» **SET TASK**
Your copy of the material must match it exactly, except that pictures are dropped.

Items from a figure collection:

_ _ _ _ _

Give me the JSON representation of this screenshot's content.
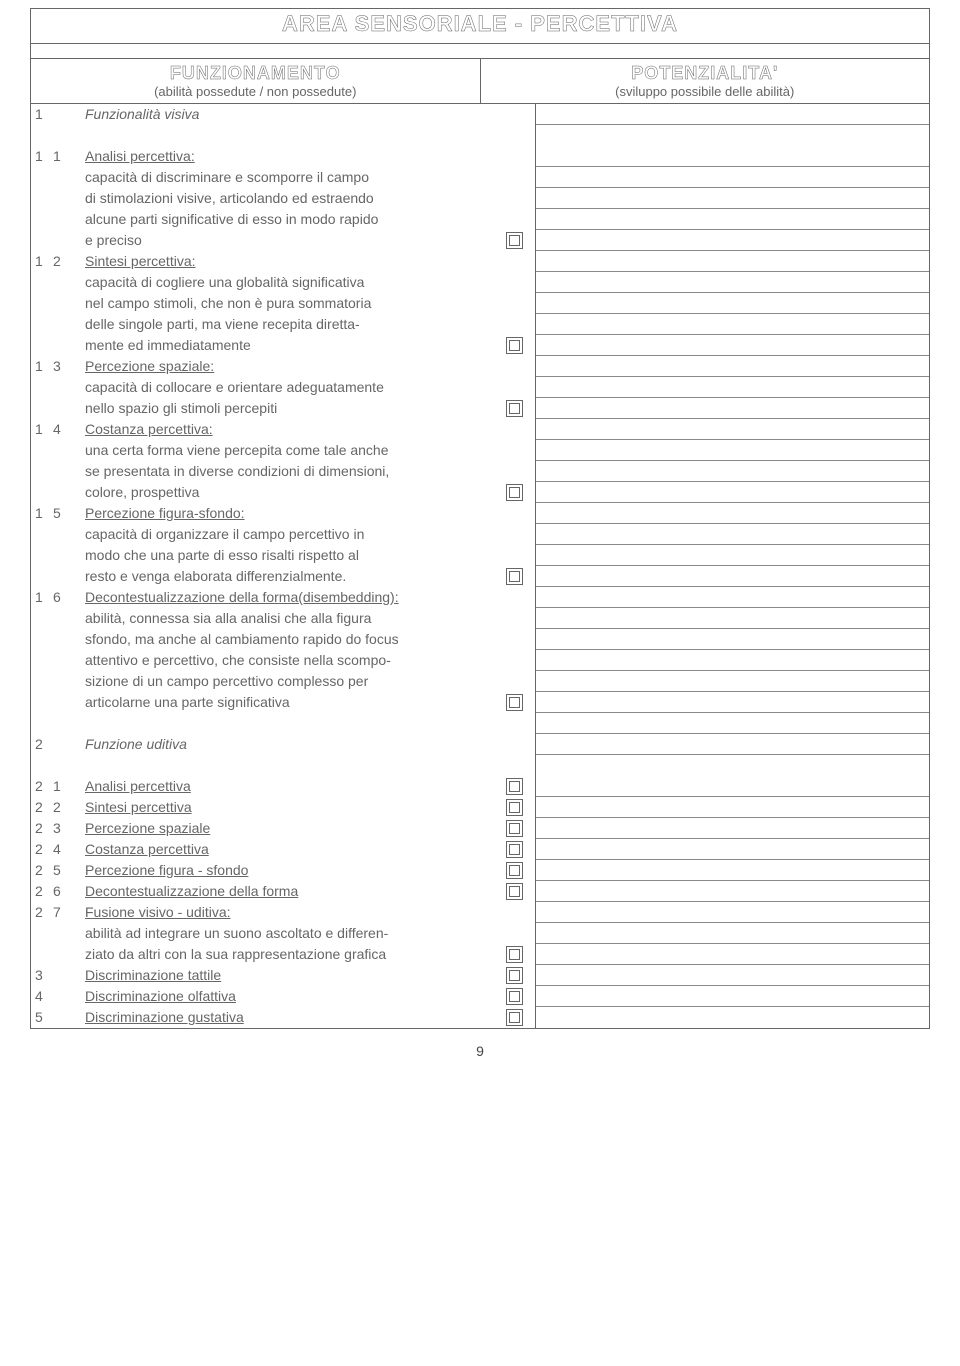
{
  "page": {
    "title": "AREA SENSORIALE - PERCETTIVA",
    "left_header": "FUNZIONAMENTO",
    "left_sub": "(abilità possedute / non possedute)",
    "right_header": "POTENZIALITA'",
    "right_sub": "(sviluppo possibile delle abilità)",
    "page_number": "9"
  },
  "sections": {
    "s1": {
      "n": "1",
      "title": "Funzionalità visiva"
    },
    "s2": {
      "n": "2",
      "title": "Funzione uditiva"
    }
  },
  "items": {
    "i11": {
      "a": "1",
      "b": "1",
      "title": "Analisi percettiva:",
      "lines": [
        "capacità di discriminare e scomporre il campo",
        "di stimolazioni visive, articolando ed estraendo",
        "alcune parti significative di esso in modo rapido",
        "e preciso"
      ]
    },
    "i12": {
      "a": "1",
      "b": "2",
      "title": "Sintesi percettiva:",
      "lines": [
        "capacità di cogliere una globalità significativa",
        "nel campo stimoli, che non è pura sommatoria",
        "delle singole parti, ma viene recepita diretta-",
        "mente ed immediatamente"
      ]
    },
    "i13": {
      "a": "1",
      "b": "3",
      "title": "Percezione spaziale:",
      "lines": [
        "capacità di collocare e orientare adeguatamente",
        "nello spazio gli stimoli percepiti"
      ]
    },
    "i14": {
      "a": "1",
      "b": "4",
      "title": "Costanza percettiva:",
      "lines": [
        "una certa forma viene percepita come tale anche",
        "se presentata in diverse condizioni di dimensioni,",
        "colore, prospettiva"
      ]
    },
    "i15": {
      "a": "1",
      "b": "5",
      "title": "Percezione figura-sfondo:",
      "lines": [
        "capacità di organizzare il campo percettivo in",
        "modo che una parte di esso risalti rispetto al",
        "resto e venga elaborata differenzialmente."
      ]
    },
    "i16": {
      "a": "1",
      "b": "6",
      "title": "Decontestualizzazione della forma(disembedding):",
      "lines": [
        "abilità, connessa sia alla analisi che alla figura",
        "sfondo, ma anche al cambiamento rapido do focus",
        "attentivo e percettivo, che consiste nella scompo-",
        "sizione di un campo percettivo complesso per",
        "articolarne una parte significativa"
      ]
    },
    "i21": {
      "a": "2",
      "b": "1",
      "title": "Analisi percettiva"
    },
    "i22": {
      "a": "2",
      "b": "2",
      "title": "Sintesi percettiva"
    },
    "i23": {
      "a": "2",
      "b": "3",
      "title": "Percezione spaziale"
    },
    "i24": {
      "a": "2",
      "b": "4",
      "title": "Costanza percettiva"
    },
    "i25": {
      "a": "2",
      "b": "5",
      "title": "Percezione figura - sfondo"
    },
    "i26": {
      "a": "2",
      "b": "6",
      "title": "Decontestualizzazione della forma"
    },
    "i27": {
      "a": "2",
      "b": "7",
      "title": "Fusione visivo - uditiva:",
      "lines": [
        "abilità ad integrare un suono ascoltato e differen-",
        "ziato da altri con la sua rappresentazione grafica"
      ]
    },
    "i3": {
      "a": "3",
      "title": "Discriminazione tattile"
    },
    "i4": {
      "a": "4",
      "title": "Discriminazione olfattiva"
    },
    "i5": {
      "a": "5",
      "title": "Discriminazione gustativa"
    }
  },
  "colors": {
    "text": "#666666",
    "border": "#666666",
    "line": "#888888",
    "background": "#ffffff"
  }
}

_ _ _ _ _

» **SOLUTION TO THIS PROBLEM**
Give me the JSON representation of this screenshot's content.
{
  "page": {
    "title": "AREA SENSORIALE - PERCETTIVA",
    "left_header": "FUNZIONAMENTO",
    "left_sub": "(abilità possedute / non possedute)",
    "right_header": "POTENZIALITA'",
    "right_sub": "(sviluppo possibile delle abilità)",
    "page_number": "9"
  },
  "sections": {
    "s1": {
      "n": "1",
      "title": "Funzionalità visiva"
    },
    "s2": {
      "n": "2",
      "title": "Funzione uditiva"
    }
  },
  "items": {
    "i11": {
      "a": "1",
      "b": "1",
      "title": "Analisi percettiva:",
      "lines": [
        "capacità di discriminare e scomporre il campo",
        "di stimolazioni visive, articolando ed estraendo",
        "alcune parti significative di esso in modo rapido",
        "e preciso"
      ]
    },
    "i12": {
      "a": "1",
      "b": "2",
      "title": "Sintesi percettiva:",
      "lines": [
        "capacità di cogliere una globalità significativa",
        "nel campo stimoli, che non è pura sommatoria",
        "delle singole parti, ma viene recepita diretta-",
        "mente ed immediatamente"
      ]
    },
    "i13": {
      "a": "1",
      "b": "3",
      "title": "Percezione spaziale:",
      "lines": [
        "capacità di collocare e orientare adeguatamente",
        "nello spazio gli stimoli percepiti"
      ]
    },
    "i14": {
      "a": "1",
      "b": "4",
      "title": "Costanza percettiva:",
      "lines": [
        "una certa forma viene percepita come tale anche",
        "se presentata in diverse condizioni di dimensioni,",
        "colore, prospettiva"
      ]
    },
    "i15": {
      "a": "1",
      "b": "5",
      "title": "Percezione figura-sfondo:",
      "lines": [
        "capacità di organizzare il campo percettivo in",
        "modo che una parte di esso risalti rispetto al",
        "resto e venga elaborata differenzialmente."
      ]
    },
    "i16": {
      "a": "1",
      "b": "6",
      "title": "Decontestualizzazione della forma(disembedding):",
      "lines": [
        "abilità, connessa sia alla analisi che alla figura",
        "sfondo, ma anche al cambiamento rapido do focus",
        "attentivo e percettivo, che consiste nella scompo-",
        "sizione di un campo percettivo complesso per",
        "articolarne una parte significativa"
      ]
    },
    "i21": {
      "a": "2",
      "b": "1",
      "title": "Analisi percettiva"
    },
    "i22": {
      "a": "2",
      "b": "2",
      "title": "Sintesi percettiva"
    },
    "i23": {
      "a": "2",
      "b": "3",
      "title": "Percezione spaziale"
    },
    "i24": {
      "a": "2",
      "b": "4",
      "title": "Costanza percettiva"
    },
    "i25": {
      "a": "2",
      "b": "5",
      "title": "Percezione figura - sfondo"
    },
    "i26": {
      "a": "2",
      "b": "6",
      "title": "Decontestualizzazione della forma"
    },
    "i27": {
      "a": "2",
      "b": "7",
      "title": "Fusione visivo - uditiva:",
      "lines": [
        "abilità ad integrare un suono ascoltato e differen-",
        "ziato da altri con la sua rappresentazione grafica"
      ]
    },
    "i3": {
      "a": "3",
      "title": "Discriminazione tattile"
    },
    "i4": {
      "a": "4",
      "title": "Discriminazione olfattiva"
    },
    "i5": {
      "a": "5",
      "title": "Discriminazione gustativa"
    }
  },
  "colors": {
    "text": "#666666",
    "border": "#666666",
    "line": "#888888",
    "background": "#ffffff"
  }
}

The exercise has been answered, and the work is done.